Task goal ▸ How many lines of these records hold the string "σύμφωνα"? Reply with the number alone.

★ ★ ★

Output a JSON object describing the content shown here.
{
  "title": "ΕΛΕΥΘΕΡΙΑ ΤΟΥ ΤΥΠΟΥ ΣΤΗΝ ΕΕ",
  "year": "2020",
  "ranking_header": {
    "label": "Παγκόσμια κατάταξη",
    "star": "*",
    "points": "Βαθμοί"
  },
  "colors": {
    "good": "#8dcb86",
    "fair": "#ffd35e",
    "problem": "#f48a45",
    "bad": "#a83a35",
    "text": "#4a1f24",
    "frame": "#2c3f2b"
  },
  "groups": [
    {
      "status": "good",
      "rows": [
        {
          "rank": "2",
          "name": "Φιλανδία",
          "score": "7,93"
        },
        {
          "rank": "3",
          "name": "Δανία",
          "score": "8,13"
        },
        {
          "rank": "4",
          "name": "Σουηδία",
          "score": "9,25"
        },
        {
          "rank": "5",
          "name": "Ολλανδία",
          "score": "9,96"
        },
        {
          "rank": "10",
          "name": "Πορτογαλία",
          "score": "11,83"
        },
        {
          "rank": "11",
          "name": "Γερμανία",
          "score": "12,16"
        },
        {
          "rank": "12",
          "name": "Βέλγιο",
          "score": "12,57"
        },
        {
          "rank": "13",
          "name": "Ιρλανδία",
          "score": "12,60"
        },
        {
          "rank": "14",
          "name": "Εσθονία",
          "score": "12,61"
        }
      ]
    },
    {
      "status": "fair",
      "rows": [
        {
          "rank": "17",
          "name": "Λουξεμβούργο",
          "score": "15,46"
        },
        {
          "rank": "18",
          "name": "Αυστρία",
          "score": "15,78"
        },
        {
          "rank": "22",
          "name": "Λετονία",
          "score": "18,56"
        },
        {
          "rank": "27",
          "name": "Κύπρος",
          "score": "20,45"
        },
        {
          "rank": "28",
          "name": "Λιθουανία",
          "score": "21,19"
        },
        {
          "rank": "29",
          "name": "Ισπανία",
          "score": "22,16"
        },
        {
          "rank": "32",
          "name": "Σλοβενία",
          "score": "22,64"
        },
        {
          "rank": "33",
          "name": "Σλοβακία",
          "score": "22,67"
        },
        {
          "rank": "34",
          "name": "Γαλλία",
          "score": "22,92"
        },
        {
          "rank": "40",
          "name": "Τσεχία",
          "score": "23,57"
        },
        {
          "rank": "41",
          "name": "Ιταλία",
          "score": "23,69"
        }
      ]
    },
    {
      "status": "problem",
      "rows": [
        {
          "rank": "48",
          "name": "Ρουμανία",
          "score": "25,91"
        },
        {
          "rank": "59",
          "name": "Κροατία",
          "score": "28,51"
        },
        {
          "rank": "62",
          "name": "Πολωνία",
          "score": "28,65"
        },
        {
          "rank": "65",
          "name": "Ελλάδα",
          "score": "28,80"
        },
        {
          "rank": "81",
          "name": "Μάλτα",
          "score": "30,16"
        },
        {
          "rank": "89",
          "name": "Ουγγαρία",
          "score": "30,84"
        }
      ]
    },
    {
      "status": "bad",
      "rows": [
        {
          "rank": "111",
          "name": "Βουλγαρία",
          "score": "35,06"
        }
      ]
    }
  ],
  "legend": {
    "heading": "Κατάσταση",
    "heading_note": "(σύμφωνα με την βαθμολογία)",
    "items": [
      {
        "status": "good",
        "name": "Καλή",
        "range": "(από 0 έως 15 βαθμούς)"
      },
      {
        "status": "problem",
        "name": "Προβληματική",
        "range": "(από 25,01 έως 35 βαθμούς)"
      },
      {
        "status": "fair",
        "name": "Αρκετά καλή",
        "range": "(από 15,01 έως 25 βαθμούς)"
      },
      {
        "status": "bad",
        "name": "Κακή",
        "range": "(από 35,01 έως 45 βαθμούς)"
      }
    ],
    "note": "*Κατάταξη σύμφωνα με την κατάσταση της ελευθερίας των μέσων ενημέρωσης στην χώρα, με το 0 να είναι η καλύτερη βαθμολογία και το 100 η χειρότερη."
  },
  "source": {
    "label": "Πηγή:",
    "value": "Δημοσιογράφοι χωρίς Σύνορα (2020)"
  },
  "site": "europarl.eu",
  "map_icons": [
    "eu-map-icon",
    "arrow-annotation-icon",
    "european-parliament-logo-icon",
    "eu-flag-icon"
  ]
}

★ ★ ★

Result of this task ▸ 2